▸ **GIVEN INSTRUCTION**
Work out the number of lines with "this" in them. Reply with that number and no other words.

(Figure dataset records)
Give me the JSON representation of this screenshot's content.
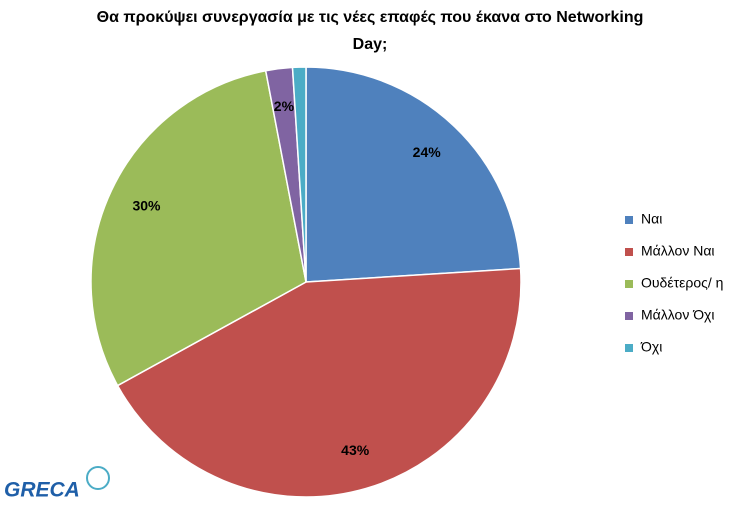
{
  "chart_data": {
    "type": "pie",
    "title": "Θα προκύψει συνεργασία με τις νέες επαφές που έκανα στο Networking Day;",
    "categories": [
      "Ναι",
      "Μάλλον Ναι",
      "Ουδέτερος/ η",
      "Μάλλον Όχι",
      "Όχι"
    ],
    "values": [
      24,
      43,
      30,
      2,
      1
    ],
    "value_labels": [
      "24%",
      "43%",
      "30%",
      "2%",
      null
    ],
    "colors": [
      "#4f81bd",
      "#c0504d",
      "#9bbb59",
      "#8064a2",
      "#4bacc6"
    ],
    "legend": "right"
  },
  "logo": "GRECA"
}
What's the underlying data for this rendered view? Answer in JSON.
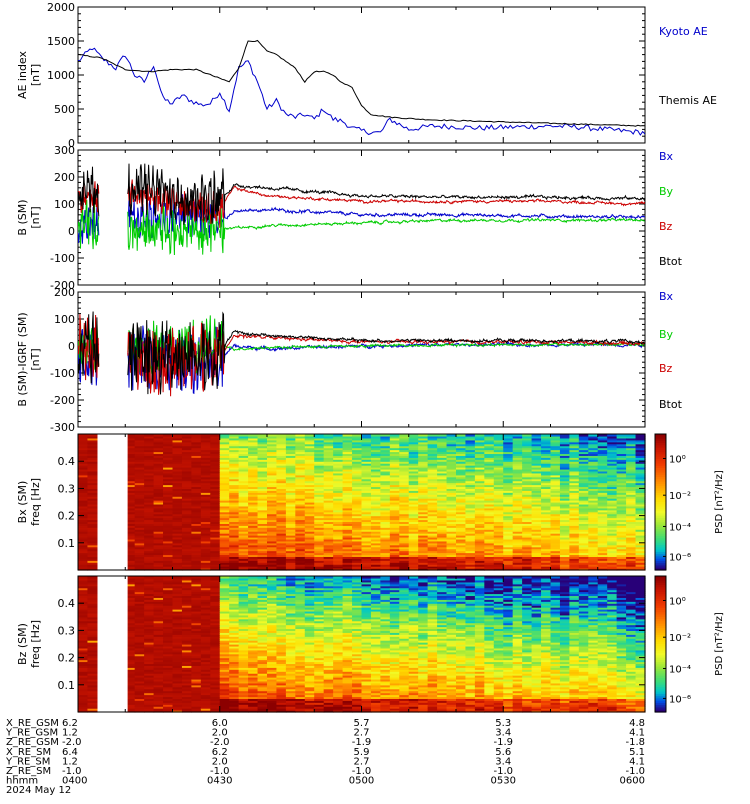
{
  "chart_data": [
    {
      "id": "ae",
      "type": "line",
      "ylabel": "AE index\n[nT]",
      "ylim": [
        0,
        2000
      ],
      "yticks": [
        "0",
        "500",
        "1000",
        "1500",
        "2000"
      ],
      "xlim": [
        0,
        120
      ],
      "series": [
        {
          "name": "Kyoto AE",
          "color": "#0000cc",
          "kind": "jag",
          "amp": 40,
          "x": [
            0,
            3,
            5,
            8,
            10,
            12,
            14,
            16,
            18,
            20,
            22,
            24,
            26,
            28,
            30,
            32,
            34,
            36,
            38,
            40,
            42,
            44,
            46,
            48,
            50,
            52,
            54,
            56,
            58,
            60,
            62,
            64,
            66,
            70,
            75,
            80,
            85,
            90,
            95,
            100,
            105,
            110,
            115,
            120
          ],
          "y": [
            1200,
            1400,
            1250,
            1100,
            1300,
            1000,
            900,
            1150,
            650,
            580,
            700,
            620,
            560,
            580,
            750,
            480,
            1100,
            1200,
            900,
            500,
            620,
            420,
            380,
            420,
            350,
            500,
            350,
            320,
            220,
            180,
            160,
            150,
            350,
            200,
            250,
            240,
            220,
            230,
            240,
            250,
            240,
            210,
            180,
            150
          ]
        },
        {
          "name": "Themis AE",
          "color": "#000000",
          "kind": "smooth",
          "amp": 15,
          "x": [
            0,
            5,
            10,
            15,
            20,
            25,
            30,
            32,
            34,
            36,
            38,
            40,
            42,
            44,
            46,
            48,
            50,
            52,
            54,
            56,
            58,
            60,
            62,
            64,
            66,
            70,
            75,
            80,
            85,
            90,
            95,
            100,
            105,
            110,
            115,
            120
          ],
          "y": [
            1300,
            1250,
            1080,
            1050,
            1080,
            1080,
            950,
            900,
            1100,
            1500,
            1500,
            1350,
            1300,
            1200,
            1100,
            900,
            1050,
            1050,
            1000,
            880,
            820,
            550,
            420,
            400,
            380,
            360,
            340,
            330,
            320,
            310,
            300,
            290,
            280,
            270,
            260,
            250
          ]
        }
      ]
    },
    {
      "id": "bsm",
      "type": "line",
      "ylabel": "B (SM)\n[nT]",
      "ylim": [
        -200,
        300
      ],
      "yticks": [
        "-200",
        "-100",
        "0",
        "100",
        "200",
        "300"
      ],
      "xlim": [
        0,
        120
      ],
      "gaps": [
        [
          4.5,
          10.5
        ]
      ],
      "series": [
        {
          "name": "Bx",
          "color": "#0000cc",
          "amp": 6,
          "burst": 60,
          "burstEnd": 31,
          "x": [
            0,
            10,
            20,
            30,
            33,
            40,
            60,
            80,
            100,
            120
          ],
          "y": [
            20,
            40,
            60,
            40,
            70,
            80,
            60,
            60,
            55,
            50
          ]
        },
        {
          "name": "By",
          "color": "#00cc00",
          "amp": 5,
          "burst": 70,
          "burstEnd": 31,
          "x": [
            0,
            10,
            20,
            30,
            33,
            40,
            60,
            80,
            100,
            120
          ],
          "y": [
            20,
            10,
            0,
            10,
            10,
            20,
            30,
            40,
            40,
            40
          ]
        },
        {
          "name": "Bz",
          "color": "#cc0000",
          "amp": 5,
          "burst": 50,
          "burstEnd": 31,
          "x": [
            0,
            10,
            20,
            30,
            33,
            40,
            60,
            80,
            100,
            120
          ],
          "y": [
            120,
            150,
            100,
            80,
            160,
            130,
            110,
            110,
            110,
            100
          ]
        },
        {
          "name": "Btot",
          "color": "#000000",
          "amp": 6,
          "burst": 80,
          "burstEnd": 31,
          "x": [
            0,
            10,
            20,
            30,
            33,
            40,
            60,
            80,
            100,
            120
          ],
          "y": [
            140,
            160,
            140,
            110,
            170,
            160,
            130,
            125,
            125,
            120
          ]
        }
      ]
    },
    {
      "id": "bigrf",
      "type": "line",
      "ylabel": "B (SM)-IGRF (SM)\n[nT]",
      "ylim": [
        -300,
        200
      ],
      "yticks": [
        "-300",
        "-200",
        "-100",
        "0",
        "100",
        "200"
      ],
      "xlim": [
        0,
        120
      ],
      "gaps": [
        [
          4.5,
          10.5
        ]
      ],
      "series": [
        {
          "name": "Bx",
          "color": "#0000cc",
          "amp": 6,
          "burst": 90,
          "burstEnd": 31,
          "x": [
            0,
            10,
            20,
            30,
            33,
            40,
            60,
            80,
            100,
            120
          ],
          "y": [
            -50,
            -40,
            -60,
            -50,
            0,
            -10,
            0,
            5,
            5,
            5
          ]
        },
        {
          "name": "By",
          "color": "#00cc00",
          "amp": 5,
          "burst": 80,
          "burstEnd": 31,
          "x": [
            0,
            10,
            20,
            30,
            33,
            40,
            60,
            80,
            100,
            120
          ],
          "y": [
            10,
            5,
            0,
            5,
            -10,
            -5,
            0,
            5,
            5,
            5
          ]
        },
        {
          "name": "Bz",
          "color": "#cc0000",
          "amp": 6,
          "burst": 100,
          "burstEnd": 31,
          "x": [
            0,
            10,
            20,
            30,
            33,
            40,
            60,
            80,
            100,
            120
          ],
          "y": [
            0,
            -50,
            -60,
            -40,
            40,
            30,
            15,
            15,
            15,
            10
          ]
        },
        {
          "name": "Btot",
          "color": "#000000",
          "amp": 6,
          "burst": 110,
          "burstEnd": 31,
          "x": [
            0,
            10,
            20,
            30,
            33,
            40,
            60,
            80,
            100,
            120
          ],
          "y": [
            20,
            -30,
            -40,
            -20,
            50,
            40,
            20,
            20,
            20,
            15
          ]
        }
      ]
    },
    {
      "id": "bxspec",
      "type": "heatmap",
      "ylabel": "Bx (SM)\nfreq [Hz]",
      "ylim": [
        0,
        0.5
      ],
      "yticks": [
        "0.1",
        "0.2",
        "0.3",
        "0.4"
      ],
      "xlim": [
        0,
        120
      ],
      "gap": [
        4.5,
        10.5
      ],
      "saturated_until": 31,
      "colorbar_label": "PSD [nT²/Hz]",
      "colorbar_ticks": [
        "10⁰",
        "10⁻²",
        "10⁻⁴",
        "10⁻⁶"
      ]
    },
    {
      "id": "bzspec",
      "type": "heatmap",
      "ylabel": "Bz (SM)\nfreq [Hz]",
      "ylim": [
        0,
        0.5
      ],
      "yticks": [
        "0.1",
        "0.2",
        "0.3",
        "0.4"
      ],
      "xlim": [
        0,
        120
      ],
      "gap": [
        4.5,
        10.5
      ],
      "saturated_until": 31,
      "colorbar_label": "PSD [nT²/Hz]",
      "colorbar_ticks": [
        "10⁰",
        "10⁻²",
        "10⁻⁴",
        "10⁻⁶"
      ]
    }
  ],
  "legends": {
    "ae": [
      {
        "name": "Kyoto AE",
        "color": "#0000cc"
      },
      {
        "name": "Themis AE",
        "color": "#000000"
      }
    ],
    "bsm": [
      {
        "name": "Bx",
        "color": "#0000cc"
      },
      {
        "name": "By",
        "color": "#00cc00"
      },
      {
        "name": "Bz",
        "color": "#cc0000"
      },
      {
        "name": "Btot",
        "color": "#000000"
      }
    ],
    "bigrf": [
      {
        "name": "Bx",
        "color": "#0000cc"
      },
      {
        "name": "By",
        "color": "#00cc00"
      },
      {
        "name": "Bz",
        "color": "#cc0000"
      },
      {
        "name": "Btot",
        "color": "#000000"
      }
    ]
  },
  "orbit": {
    "row_labels": [
      "X_RE_GSM",
      "Y_RE_GSM",
      "Z_RE_GSM",
      "X_RE_SM",
      "Y_RE_SM",
      "Z_RE_SM",
      "hhmm",
      "2024 May 12"
    ],
    "columns": [
      {
        "t": 0,
        "values": [
          "6.2",
          "1.2",
          "-2.0",
          "6.4",
          "1.2",
          "-1.0",
          "0400"
        ]
      },
      {
        "t": 30,
        "values": [
          "6.0",
          "2.0",
          "-2.0",
          "6.2",
          "2.0",
          "-1.0",
          "0430"
        ]
      },
      {
        "t": 60,
        "values": [
          "5.7",
          "2.7",
          "-1.9",
          "5.9",
          "2.7",
          "-1.0",
          "0500"
        ]
      },
      {
        "t": 90,
        "values": [
          "5.3",
          "3.4",
          "-1.9",
          "5.6",
          "3.4",
          "-1.0",
          "0530"
        ]
      },
      {
        "t": 120,
        "values": [
          "4.8",
          "4.1",
          "-1.8",
          "5.1",
          "4.1",
          "-1.0",
          "0600"
        ]
      }
    ]
  }
}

▸ **TASK SOLUTION**
2